— EXERCISE REQUIREMENTS —
Rewrite the data from the line containing "histogram-bar-series-9 — [988, 580, 998, 624]" down through the line containing "histogram-bar-series-4 — [1531, 989, 1541, 1086]", replacing "series" with "group" and leaving everything else unchanged.

— INFORMATION SUPPLIED —
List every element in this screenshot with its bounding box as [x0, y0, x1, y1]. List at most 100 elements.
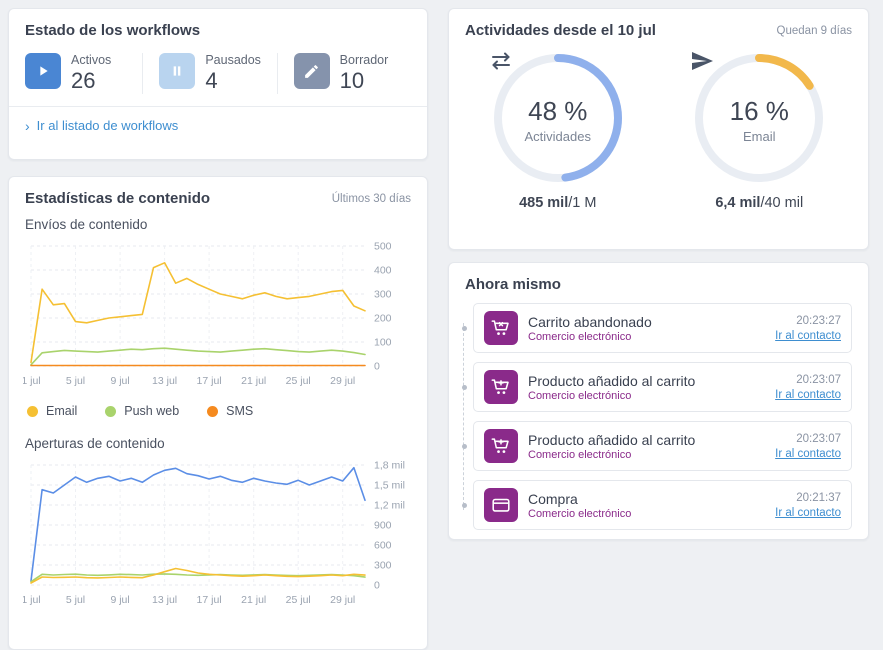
- svg-text:600: 600: [374, 540, 392, 552]
- event-category: Comercio electrónico: [528, 389, 632, 402]
- svg-text:100: 100: [374, 337, 392, 349]
- svg-text:300: 300: [374, 560, 392, 572]
- event-title: Producto añadido al carrito: [528, 372, 696, 389]
- event-row: Producto añadido al carrito Comercio ele…: [461, 362, 852, 412]
- workflows-card-header: Estado de los workflows: [9, 9, 427, 47]
- svg-text:17 jul: 17 jul: [197, 594, 222, 606]
- email-usage-value: 6,4 mil/40 mil: [715, 195, 803, 211]
- stat-label: Pausados: [205, 53, 261, 67]
- svg-text:21 jul: 21 jul: [241, 594, 266, 606]
- now-title: Ahora mismo: [465, 276, 561, 293]
- event-category: Comercio electrónico: [528, 448, 632, 461]
- event-title: Compra: [528, 490, 578, 507]
- workflows-list-link[interactable]: Ir al listado de workflows: [9, 106, 427, 144]
- play-icon: [25, 53, 61, 89]
- go-to-contact-link[interactable]: Ir al contacto: [775, 329, 841, 342]
- legend-label: SMS: [226, 404, 254, 418]
- workflow-stat-paused: Pausados 4: [142, 53, 276, 94]
- workflows-card: Estado de los workflows Activos 26 Pausa…: [8, 8, 428, 160]
- email-gauge: 16 % Email: [690, 49, 828, 187]
- opens-chart-title: Aperturas de contenido: [25, 436, 165, 451]
- legend-label: Email: [46, 404, 78, 418]
- svg-text:1 jul: 1 jul: [23, 594, 41, 606]
- event-category: Comercio electrónico: [528, 507, 632, 520]
- event-time: 20:23:07: [796, 373, 841, 386]
- svg-text:13 jul: 13 jul: [152, 375, 177, 387]
- activities-header: Actividades desde el 10 jul Quedan 9 día…: [449, 9, 868, 47]
- svg-text:13 jul: 13 jul: [152, 594, 177, 606]
- legend-label: Push web: [124, 404, 180, 418]
- workflows-stats-row: Activos 26 Pausados 4 Borrador 10: [9, 47, 427, 106]
- svg-text:1,5 mil: 1,5 mil: [374, 480, 405, 492]
- svg-text:0: 0: [374, 361, 380, 373]
- chart-legend: Email Push web SMS: [9, 392, 427, 434]
- content-stats-card: Estadísticas de contenido Últimos 30 día…: [8, 176, 428, 650]
- svg-text:29 jul: 29 jul: [330, 594, 355, 606]
- pause-icon: [159, 53, 196, 89]
- event-title: Carrito abandonado: [528, 313, 652, 330]
- usage-total: /1 M: [568, 195, 597, 211]
- activities-remaining: Quedan 9 días: [776, 24, 852, 37]
- svg-text:9 jul: 9 jul: [110, 375, 129, 387]
- svg-text:5 jul: 5 jul: [66, 375, 85, 387]
- usage-used: 485 mil: [519, 195, 569, 211]
- event-title: Producto añadido al carrito: [528, 431, 696, 448]
- svg-text:25 jul: 25 jul: [286, 594, 311, 606]
- activities-gauge-block: 48 % Actividades 485 mil/1 M: [457, 49, 659, 211]
- event-time: 20:23:27: [796, 314, 841, 327]
- stat-label: Borrador: [339, 53, 389, 67]
- card-icon: [484, 488, 518, 522]
- content-stats-period: Últimos 30 días: [331, 192, 411, 205]
- svg-text:5 jul: 5 jul: [66, 594, 85, 606]
- activities-title: Actividades desde el 10 jul: [465, 22, 656, 39]
- event-row: Compra Comercio electrónico 20:21:37 Ir …: [461, 480, 852, 530]
- email-percent: 16 %: [729, 96, 789, 126]
- workflow-stat-draft: Borrador 10: [276, 53, 411, 94]
- event-time: 20:23:07: [796, 432, 841, 445]
- usage-used: 6,4 mil: [715, 195, 761, 211]
- activities-card: Actividades desde el 10 jul Quedan 9 día…: [448, 8, 869, 250]
- activities-gauge: 48 % Actividades: [489, 49, 627, 187]
- opens-line-chart: 0 300 600 900 1,2 mil 1,5 mil 1,8 mil 1 jul 5 ju…: [23, 460, 405, 607]
- svg-text:21 jul: 21 jul: [241, 375, 266, 387]
- gauges-row: 48 % Actividades 485 mil/1 M 16 % Email: [449, 47, 868, 211]
- svg-text:900: 900: [374, 520, 392, 532]
- workflows-title: Estado de los workflows: [25, 22, 201, 39]
- workflows-list-link-label: Ir al listado de workflows: [36, 118, 179, 133]
- stat-value: 26: [71, 68, 96, 93]
- svg-text:1 jul: 1 jul: [23, 375, 41, 387]
- go-to-contact-link[interactable]: Ir al contacto: [775, 388, 841, 401]
- sms-series-dot: [207, 405, 219, 417]
- event-row: Carrito abandonado Comercio electrónico …: [461, 303, 852, 353]
- sends-line-chart: 0 100 200 300 400 500 1 jul 5 jul 9 jul 13 jul 17 …: [23, 241, 392, 388]
- cart-plus-icon: [484, 370, 518, 404]
- event-category: Comercio electrónico: [528, 330, 632, 343]
- activities-percent: 48 %: [528, 96, 588, 126]
- sends-chart-title: Envíos de contenido: [25, 217, 148, 232]
- now-card: Ahora mismo Carrito abandonado Comercio …: [448, 262, 869, 540]
- svg-text:29 jul: 29 jul: [330, 375, 355, 387]
- events-timeline: Carrito abandonado Comercio electrónico …: [461, 303, 852, 530]
- content-stats-title: Estadísticas de contenido: [25, 190, 211, 207]
- svg-text:400: 400: [374, 265, 392, 277]
- pushweb-series-dot: [105, 405, 117, 417]
- pencil-icon: [293, 53, 330, 89]
- legend-item-pushweb: Push web: [105, 404, 179, 418]
- event-row: Producto añadido al carrito Comercio ele…: [461, 421, 852, 471]
- now-header: Ahora mismo: [449, 263, 868, 301]
- svg-text:0: 0: [374, 580, 380, 592]
- chevron-right-icon: [25, 119, 30, 133]
- cart-x-icon: [484, 311, 518, 345]
- workflow-stat-active: Activos 26: [25, 53, 142, 94]
- svg-text:1,2 mil: 1,2 mil: [374, 500, 405, 512]
- cart-plus-icon: [484, 429, 518, 463]
- go-to-contact-link[interactable]: Ir al contacto: [775, 506, 841, 519]
- content-stats-header: Estadísticas de contenido Últimos 30 día…: [9, 177, 427, 215]
- go-to-contact-link[interactable]: Ir al contacto: [775, 447, 841, 460]
- svg-text:1,8 mil: 1,8 mil: [374, 460, 405, 472]
- svg-text:300: 300: [374, 289, 392, 301]
- activities-gauge-label: Actividades: [524, 129, 591, 144]
- svg-text:200: 200: [374, 313, 392, 325]
- event-time: 20:21:37: [796, 491, 841, 504]
- email-series-dot: [27, 405, 38, 417]
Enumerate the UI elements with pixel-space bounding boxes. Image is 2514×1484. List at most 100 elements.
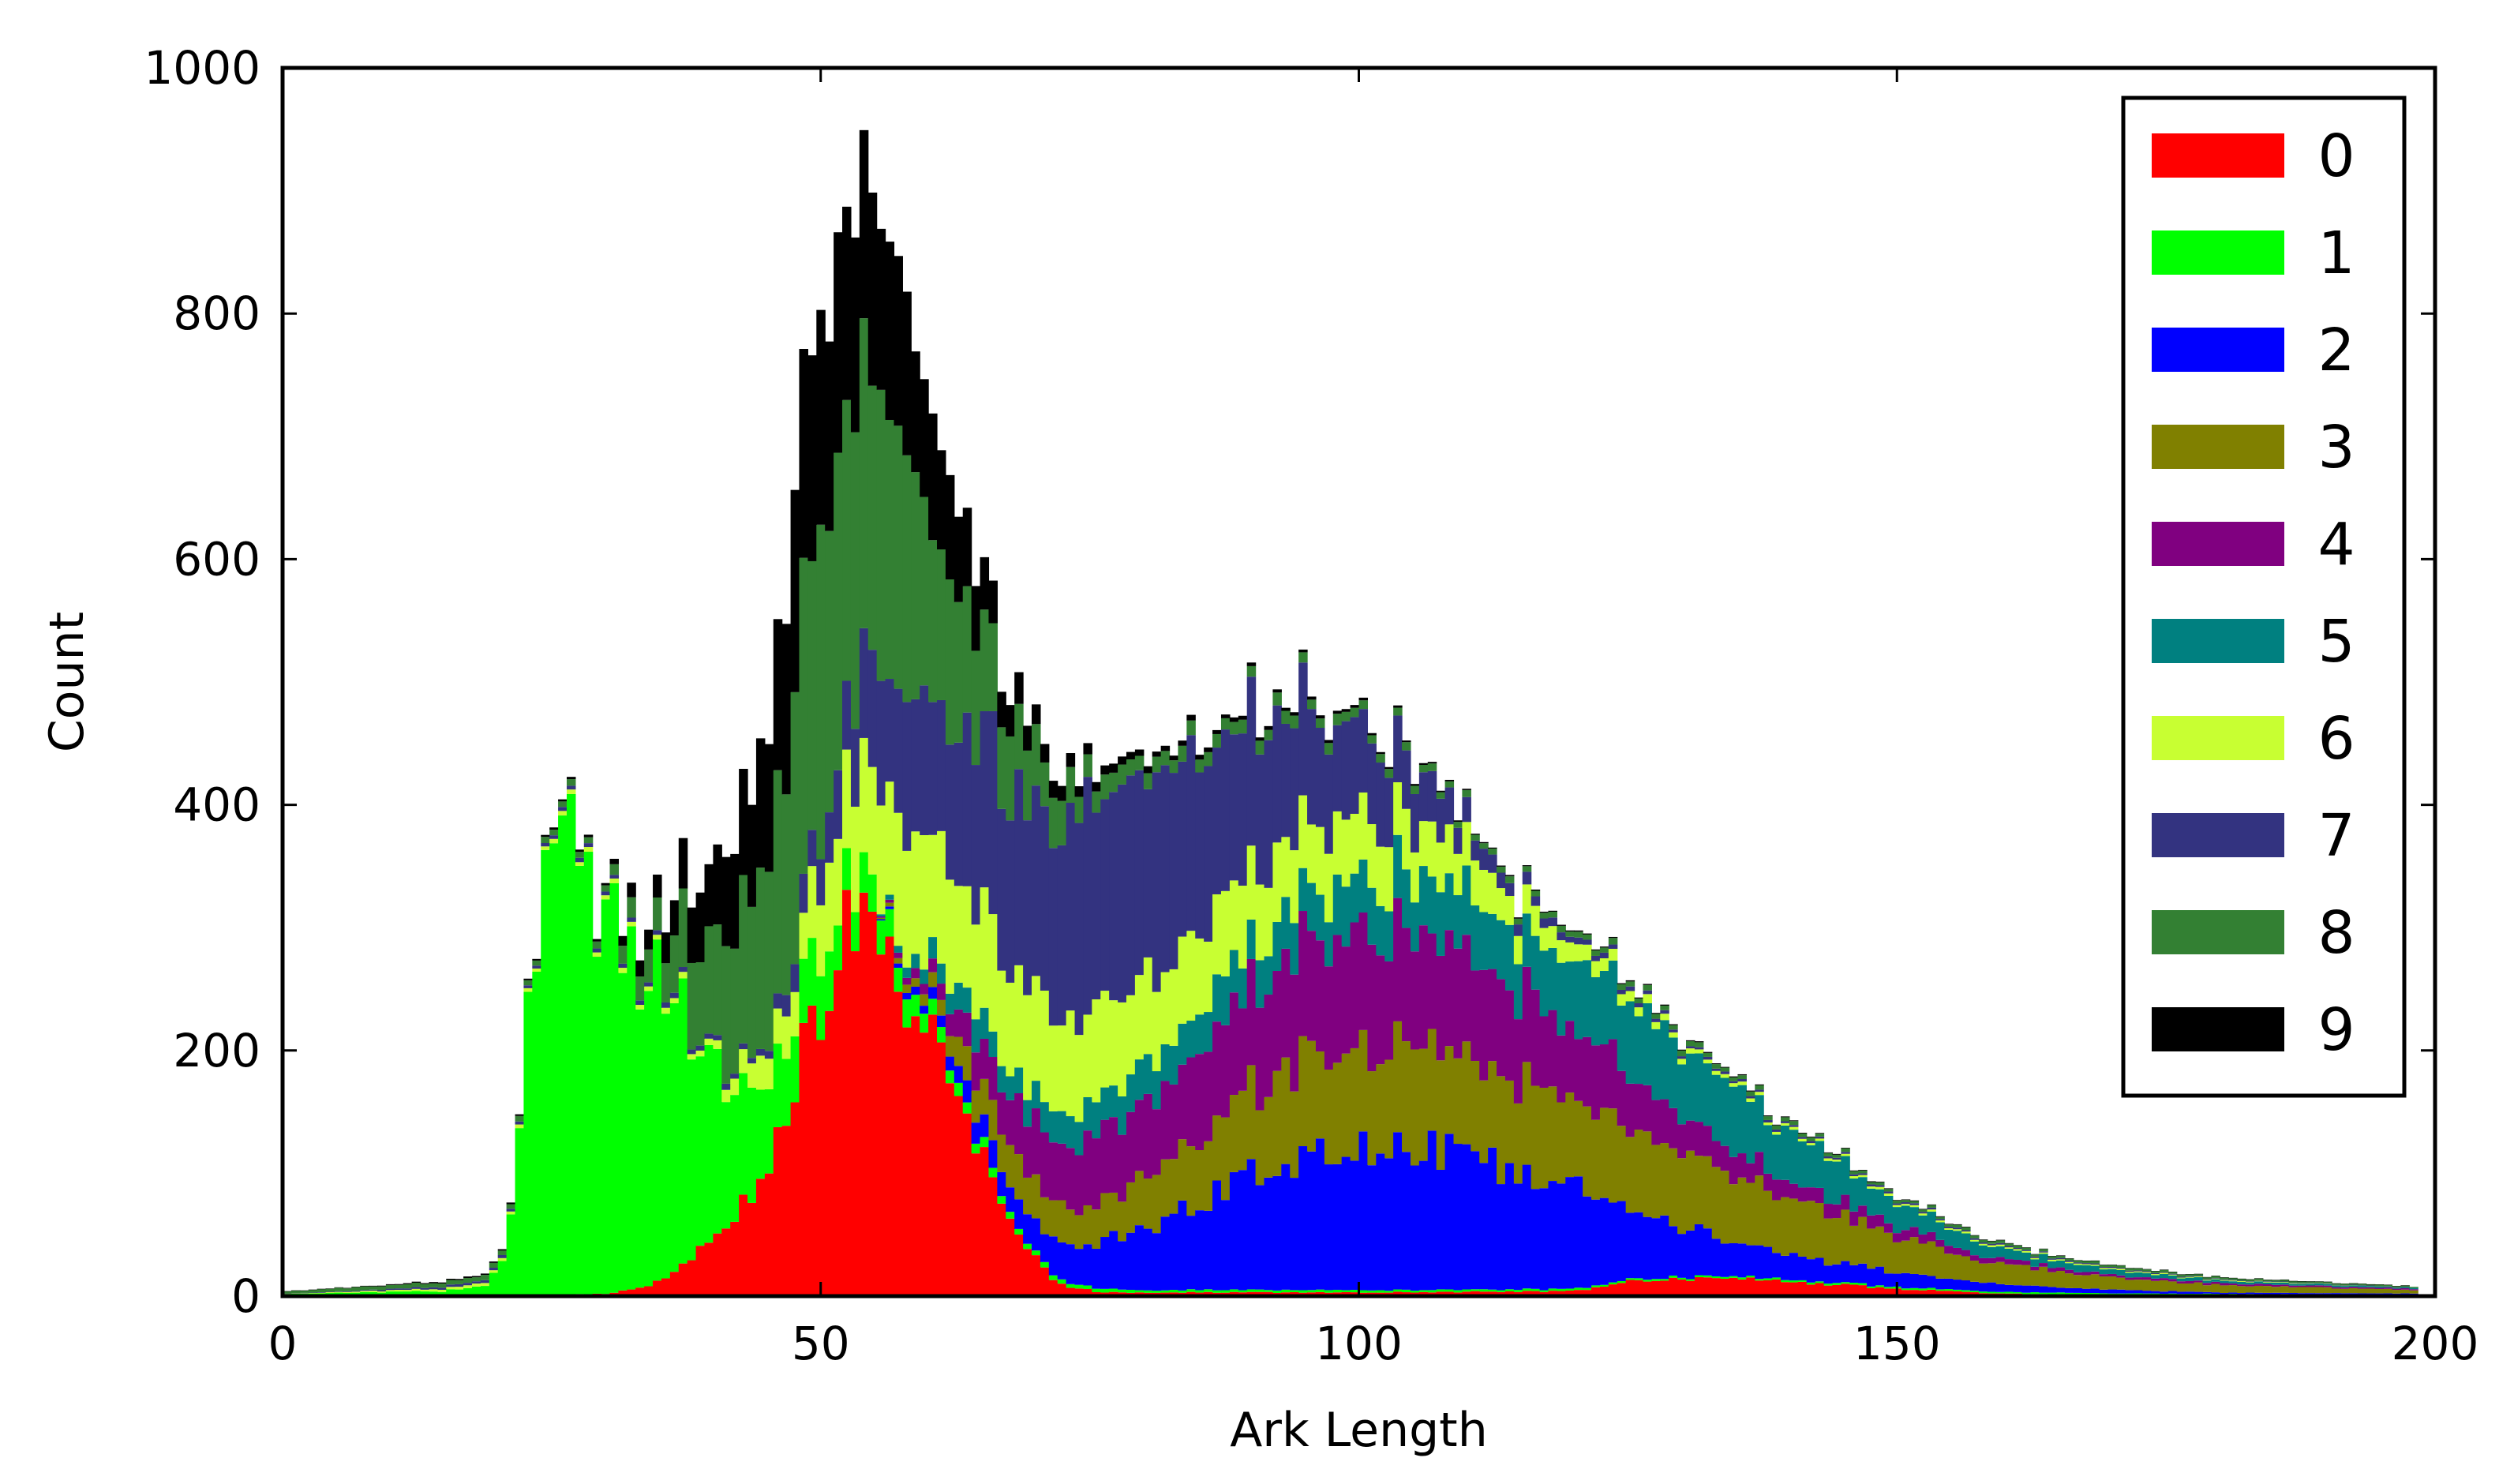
histogram-bar-series-9 — [988, 580, 998, 624]
histogram-bar-series-9 — [971, 586, 981, 651]
histogram-bar-series-0 — [1737, 1279, 1747, 1296]
histogram-bar-series-5 — [1815, 1141, 1825, 1188]
histogram-bar-series-2 — [1875, 1266, 1885, 1286]
histogram-bar-series-4 — [1531, 989, 1541, 1086]
histogram-bar-series-6 — [1729, 1083, 1739, 1087]
histogram-bar-series-9 — [343, 1287, 352, 1289]
histogram-bar-series-0 — [790, 1102, 800, 1296]
histogram-bar-series-1 — [1143, 1290, 1153, 1293]
histogram-bar-series-6 — [549, 838, 559, 844]
histogram-bar-series-2 — [2254, 1292, 2264, 1295]
histogram-bar-series-8 — [1711, 1064, 1722, 1069]
histogram-bar-series-7 — [1350, 717, 1360, 814]
histogram-bar-series-6 — [962, 886, 972, 988]
histogram-bar-series-7 — [1746, 1096, 1755, 1099]
histogram-bar-series-3 — [1780, 1197, 1790, 1256]
histogram-bar-series-9 — [1711, 1063, 1722, 1065]
histogram-bar-series-7 — [1901, 1202, 1911, 1205]
histogram-bar-series-6 — [885, 781, 895, 895]
histogram-bar-series-8 — [1651, 1014, 1661, 1019]
histogram-bar-series-1 — [2030, 1292, 2040, 1295]
histogram-bar-series-1 — [867, 874, 878, 912]
histogram-bar-series-5 — [2280, 1282, 2290, 1285]
histogram-bar-series-7 — [730, 1074, 740, 1079]
histogram-bar-series-5 — [1092, 1102, 1101, 1139]
histogram-bar-series-3 — [1410, 1049, 1420, 1166]
histogram-bar-series-2 — [1969, 1281, 1980, 1291]
histogram-bar-series-7 — [411, 1287, 421, 1289]
histogram-bar-series-8 — [1780, 1117, 1790, 1122]
histogram-bar-series-4 — [1763, 1173, 1773, 1191]
histogram-bar-series-0 — [1935, 1291, 1945, 1296]
histogram-bar-series-8 — [687, 962, 697, 1050]
histogram-bar-series-8 — [523, 980, 533, 986]
histogram-bar-series-8 — [1160, 751, 1171, 766]
histogram-bar-series-0 — [1583, 1290, 1592, 1296]
histogram-bar-series-4 — [1479, 969, 1489, 1081]
histogram-bar-series-5 — [1669, 1037, 1678, 1108]
histogram-bar-series-8 — [1220, 718, 1231, 730]
histogram-bar-series-8 — [1427, 763, 1437, 771]
histogram-bar-series-7 — [2348, 1284, 2359, 1286]
histogram-bar-series-2 — [1944, 1278, 1954, 1290]
histogram-bar-series-8 — [2202, 1277, 2212, 1280]
histogram-bar-series-6 — [1281, 837, 1291, 898]
histogram-bar-series-7 — [1944, 1226, 1954, 1228]
histogram-bar-series-1 — [420, 1291, 430, 1296]
histogram-bar-series-2 — [1023, 1214, 1032, 1244]
histogram-bar-series-9 — [885, 242, 895, 420]
histogram-bar-series-8 — [1643, 984, 1652, 991]
histogram-bar-series-5 — [1531, 935, 1541, 990]
histogram-bar-series-2 — [1935, 1278, 1945, 1290]
histogram-bar-series-6 — [1686, 1048, 1695, 1054]
histogram-bar-series-3 — [1418, 1048, 1429, 1161]
histogram-bar-series-7 — [480, 1280, 490, 1284]
histogram-bar-series-0 — [730, 1221, 740, 1296]
histogram-bar-series-9 — [2366, 1284, 2376, 1285]
histogram-bar-series-8 — [1849, 1171, 1859, 1175]
histogram-bar-series-7 — [1032, 785, 1041, 976]
histogram-bar-series-7 — [1849, 1174, 1859, 1176]
histogram-bar-series-9 — [807, 355, 817, 561]
histogram-bar-series-2 — [1669, 1226, 1678, 1276]
histogram-bar-series-5 — [2366, 1285, 2376, 1287]
histogram-bar-series-8 — [1298, 652, 1308, 663]
histogram-bar-series-0 — [1032, 1255, 1041, 1296]
histogram-bar-series-3 — [2116, 1277, 2126, 1290]
histogram-bar-series-3 — [2332, 1288, 2341, 1294]
histogram-bar-series-3 — [1074, 1215, 1085, 1250]
histogram-bar-series-3 — [1557, 1102, 1566, 1184]
histogram-bar-series-8 — [558, 801, 568, 808]
histogram-bar-series-4 — [1212, 1021, 1222, 1116]
histogram-bar-series-9 — [2030, 1254, 2040, 1255]
histogram-bar-series-3 — [1229, 1095, 1239, 1172]
histogram-bar-series-1 — [704, 1044, 714, 1243]
histogram-bar-series-6 — [850, 806, 860, 913]
legend-label-8: 8 — [2317, 899, 2355, 967]
histogram-bar-series-6 — [532, 969, 541, 972]
histogram-bar-series-0 — [1057, 1284, 1067, 1296]
histogram-bar-series-8 — [1169, 760, 1179, 774]
histogram-bar-series-4 — [1867, 1215, 1876, 1229]
histogram-bar-series-6 — [687, 1054, 697, 1060]
histogram-bar-series-8 — [937, 549, 946, 700]
histogram-bar-series-8 — [1152, 756, 1162, 773]
histogram-bar-series-8 — [377, 1286, 387, 1291]
histogram-bar-series-1 — [1341, 1290, 1351, 1292]
histogram-bar-series-3 — [1677, 1158, 1687, 1235]
histogram-bar-series-4 — [1324, 966, 1334, 1070]
histogram-bar-series-4 — [1944, 1246, 1954, 1254]
histogram-bar-series-4 — [2125, 1277, 2134, 1280]
histogram-bar-series-7 — [1504, 883, 1515, 897]
histogram-bar-series-5 — [1126, 1074, 1136, 1112]
histogram-bar-series-6 — [799, 913, 808, 959]
histogram-bar-series-8 — [1066, 766, 1076, 804]
histogram-bar-series-6 — [1126, 995, 1136, 1075]
histogram-bar-series-1 — [1513, 1290, 1523, 1292]
histogram-bar-series-9 — [842, 206, 852, 400]
histogram-bar-series-9 — [2021, 1247, 2031, 1248]
histogram-bar-series-3 — [1341, 1053, 1351, 1157]
histogram-bar-series-4 — [1083, 1130, 1092, 1205]
histogram-bar-series-4 — [2323, 1285, 2332, 1287]
histogram-bar-series-7 — [618, 963, 628, 969]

— EXERCISE OUTPUT —
histogram-bar-group-9 — [988, 580, 998, 624]
histogram-bar-group-9 — [971, 586, 981, 651]
histogram-bar-group-0 — [1737, 1279, 1747, 1296]
histogram-bar-group-5 — [1815, 1141, 1825, 1188]
histogram-bar-group-2 — [1875, 1266, 1885, 1286]
histogram-bar-group-4 — [1531, 989, 1541, 1086]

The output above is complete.